Write out the material exactly. Do not include the pictures.
- - - -
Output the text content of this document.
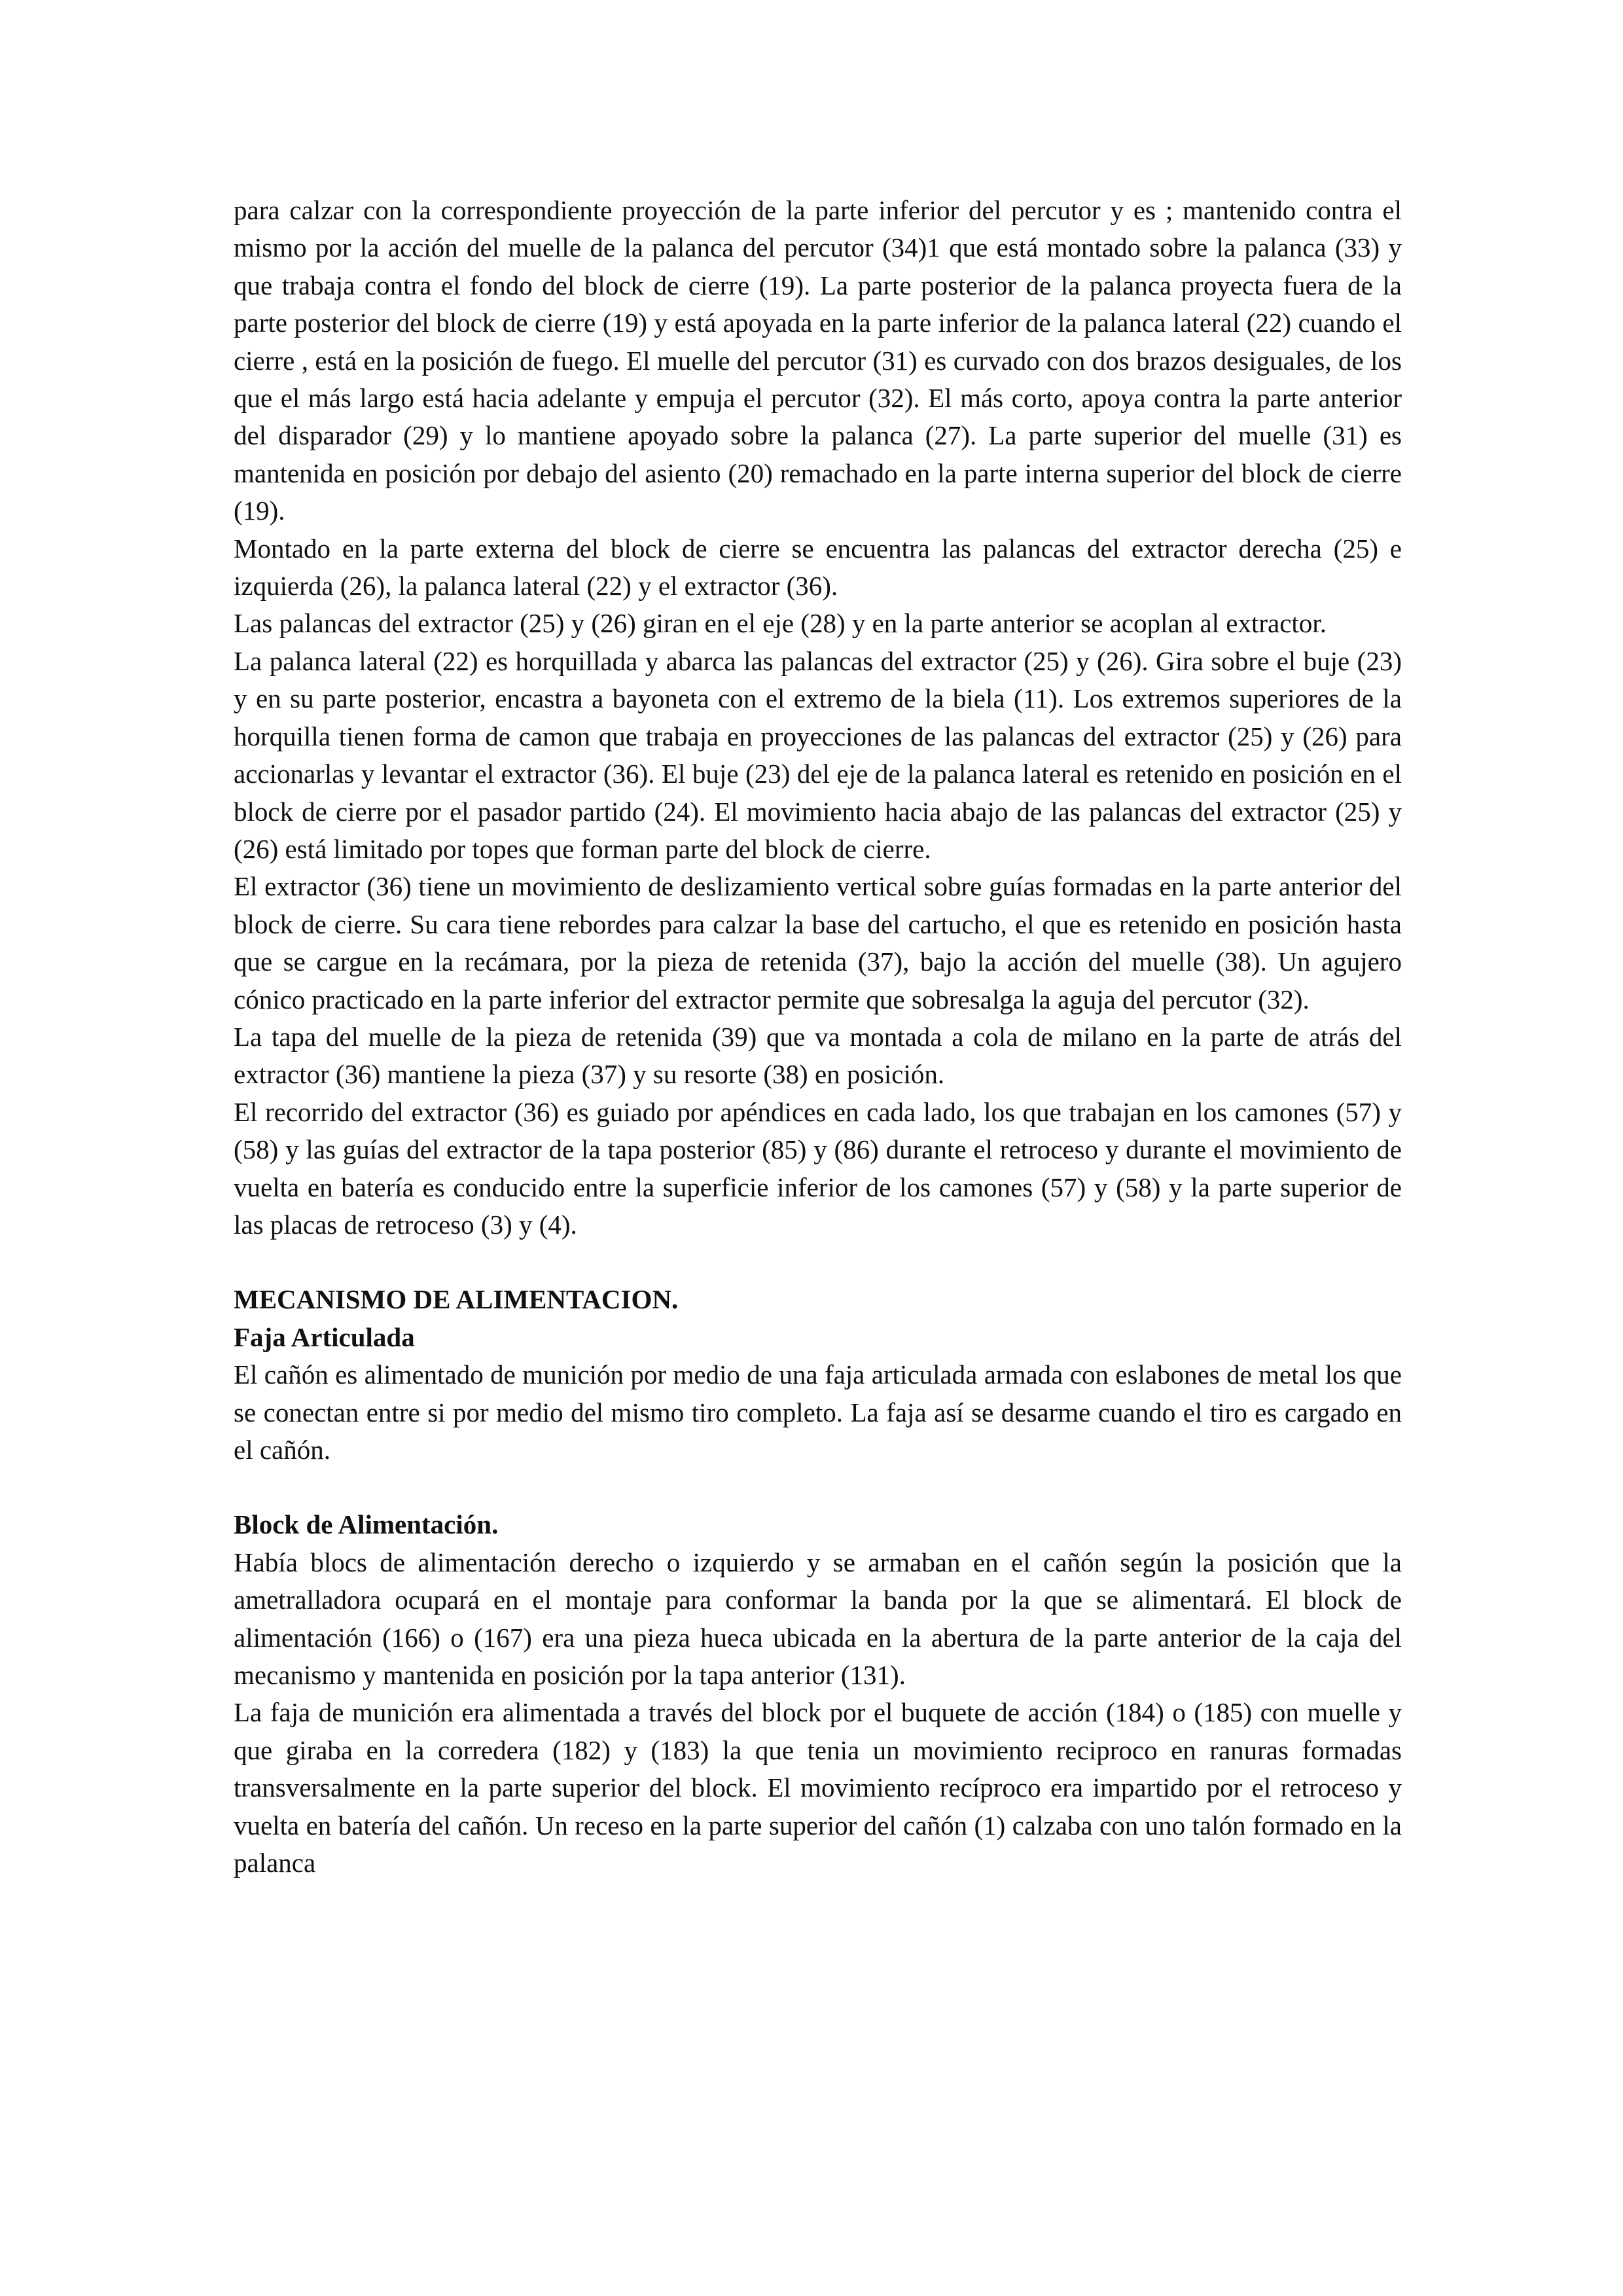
para calzar con la correspondiente proyección de la parte inferior del percutor y es ; mantenido contra el mismo por la acción del muelle de la palanca del percutor (34)1 que está montado sobre la palanca (33) y que trabaja contra el fondo del block de cierre (19). La parte posterior de la palanca proyecta fuera de la parte posterior del block de cierre (19) y está apoyada en la parte inferior de la palanca lateral (22) cuando el cierre , está en la posición de fuego. El muelle del percutor (31) es curvado con dos brazos desiguales, de los que el más largo está hacia adelante y empuja el percutor (32). El más corto, apoya contra la parte anterior del disparador (29) y lo mantiene apoyado sobre la palanca (27). La parte superior del muelle (31) es mantenida en posición por debajo del asiento (20) remachado en la parte interna superior del block de cierre (19).

Montado en la parte externa del block de cierre se encuentra las palancas del extractor derecha (25) e izquierda (26), la palanca lateral (22) y el extractor (36).

Las palancas del extractor (25) y (26) giran en el eje (28) y en la parte anterior se acoplan al extractor.

La palanca lateral (22) es horquillada y abarca las palancas del extractor (25) y (26). Gira sobre el buje (23) y en su parte posterior, encastra a bayoneta con el extremo de la biela (11). Los extremos superiores de la horquilla tienen forma de camon que trabaja en proyecciones de las palancas del extractor (25) y (26) para accionarlas y levantar el extractor (36). El buje (23) del eje de la palanca lateral es retenido en posición en el block de cierre por el pasador partido (24). El movimiento hacia abajo de las palancas del extractor (25) y (26) está limitado por topes que forman parte del block de cierre.

El extractor (36) tiene un movimiento de deslizamiento vertical sobre guías formadas en la parte anterior del block de cierre. Su cara tiene rebordes para calzar la base del cartucho, el que es retenido en posición hasta que se cargue en la recámara, por la pieza de retenida (37), bajo la acción del muelle (38). Un agujero cónico practicado en la parte inferior del extractor permite que sobresalga la aguja del percutor (32).

La tapa del muelle de la pieza de retenida (39) que va montada a cola de milano en la parte de atrás del extractor (36) mantiene la pieza (37) y su resorte (38) en posición.

El recorrido del extractor (36) es guiado por apéndices en cada lado, los que trabajan en los camones (57) y (58) y las guías del extractor de la tapa posterior (85) y (86) durante el retroceso y durante el movimiento de vuelta en batería es conducido entre la superficie inferior de los camones (57) y (58) y la parte superior de las placas de retroceso (3) y (4).

MECANISMO DE ALIMENTACION.

Faja Articulada

El cañón es alimentado de munición por medio de una faja articulada armada con eslabones de metal los que se conectan entre si por medio del mismo tiro completo. La faja así se desarme cuando el tiro es cargado en el cañón.

Block de Alimentación.

Había blocs de alimentación derecho o izquierdo y se armaban en el cañón según la posición que la ametralladora ocupará en el montaje para conformar la banda por la que se alimentará. El block de alimentación (166) o (167) era una pieza hueca ubicada en la abertura de la parte anterior de la caja del mecanismo y mantenida en posición por la tapa anterior (131).

La faja de munición era alimentada a través del block por el buquete de acción (184) o (185) con muelle y que giraba en la corredera (182) y (183) la que tenia un movimiento reciproco en ranuras formadas transversalmente en la parte superior del block. El movimiento recíproco era impartido por el retroceso y vuelta en batería del cañón. Un receso en la parte superior del cañón (1) calzaba con uno talón formado en la palanca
- - - -
## COMPLETED TASK
Output the text content of this document.
para calzar con la correspondiente proyección de la parte inferior del percutor y es ; mantenido contra el mismo por la acción del muelle de la palanca del percutor (34)1 que está montado sobre la palanca (33) y que trabaja contra el fondo del block de cierre (19). La parte posterior de la palanca proyecta fuera de la parte posterior del block de cierre (19) y está apoyada en la parte inferior de la palanca lateral (22) cuando el cierre , está en la posición de fuego. El muelle del percutor (31) es curvado con dos brazos desiguales, de los que el más largo está hacia adelante y empuja el percutor (32). El más corto, apoya contra la parte anterior del disparador (29) y lo mantiene apoyado sobre la palanca (27). La parte superior del muelle (31) es mantenida en posición por debajo del asiento (20) remachado en la parte interna superior del block de cierre (19).

Montado en la parte externa del block de cierre se encuentra las palancas del extractor derecha (25) e izquierda (26), la palanca lateral (22) y el extractor (36).

Las palancas del extractor (25) y (26) giran en el eje (28) y en la parte anterior se acoplan al extractor.

La palanca lateral (22) es horquillada y abarca las palancas del extractor (25) y (26). Gira sobre el buje (23) y en su parte posterior, encastra a bayoneta con el extremo de la biela (11). Los extremos superiores de la horquilla tienen forma de camon que trabaja en proyecciones de las palancas del extractor (25) y (26) para accionarlas y levantar el extractor (36). El buje (23) del eje de la palanca lateral es retenido en posición en el block de cierre por el pasador partido (24). El movimiento hacia abajo de las palancas del extractor (25) y (26) está limitado por topes que forman parte del block de cierre.

El extractor (36) tiene un movimiento de deslizamiento vertical sobre guías formadas en la parte anterior del block de cierre. Su cara tiene rebordes para calzar la base del cartucho, el que es retenido en posición hasta que se cargue en la recámara, por la pieza de retenida (37), bajo la acción del muelle (38). Un agujero cónico practicado en la parte inferior del extractor permite que sobresalga la aguja del percutor (32).

La tapa del muelle de la pieza de retenida (39) que va montada a cola de milano en la parte de atrás del extractor (36) mantiene la pieza (37) y su resorte (38) en posición.

El recorrido del extractor (36) es guiado por apéndices en cada lado, los que trabajan en los camones (57) y (58) y las guías del extractor de la tapa posterior (85) y (86) durante el retroceso y durante el movimiento de vuelta en batería es conducido entre la superficie inferior de los camones (57) y (58) y la parte superior de las placas de retroceso (3) y (4).

MECANISMO DE ALIMENTACION.

Faja Articulada

El cañón es alimentado de munición por medio de una faja articulada armada con eslabones de metal los que se conectan entre si por medio del mismo tiro completo. La faja así se desarme cuando el tiro es cargado en el cañón.

Block de Alimentación.

Había blocs de alimentación derecho o izquierdo y se armaban en el cañón según la posición que la ametralladora ocupará en el montaje para conformar la banda por la que se alimentará. El block de alimentación (166) o (167) era una pieza hueca ubicada en la abertura de la parte anterior de la caja del mecanismo y mantenida en posición por la tapa anterior (131).

La faja de munición era alimentada a través del block por el buquete de acción (184) o (185) con muelle y que giraba en la corredera (182) y (183) la que tenia un movimiento reciproco en ranuras formadas transversalmente en la parte superior del block. El movimiento recíproco era impartido por el retroceso y vuelta en batería del cañón. Un receso en la parte superior del cañón (1) calzaba con uno talón formado en la palanca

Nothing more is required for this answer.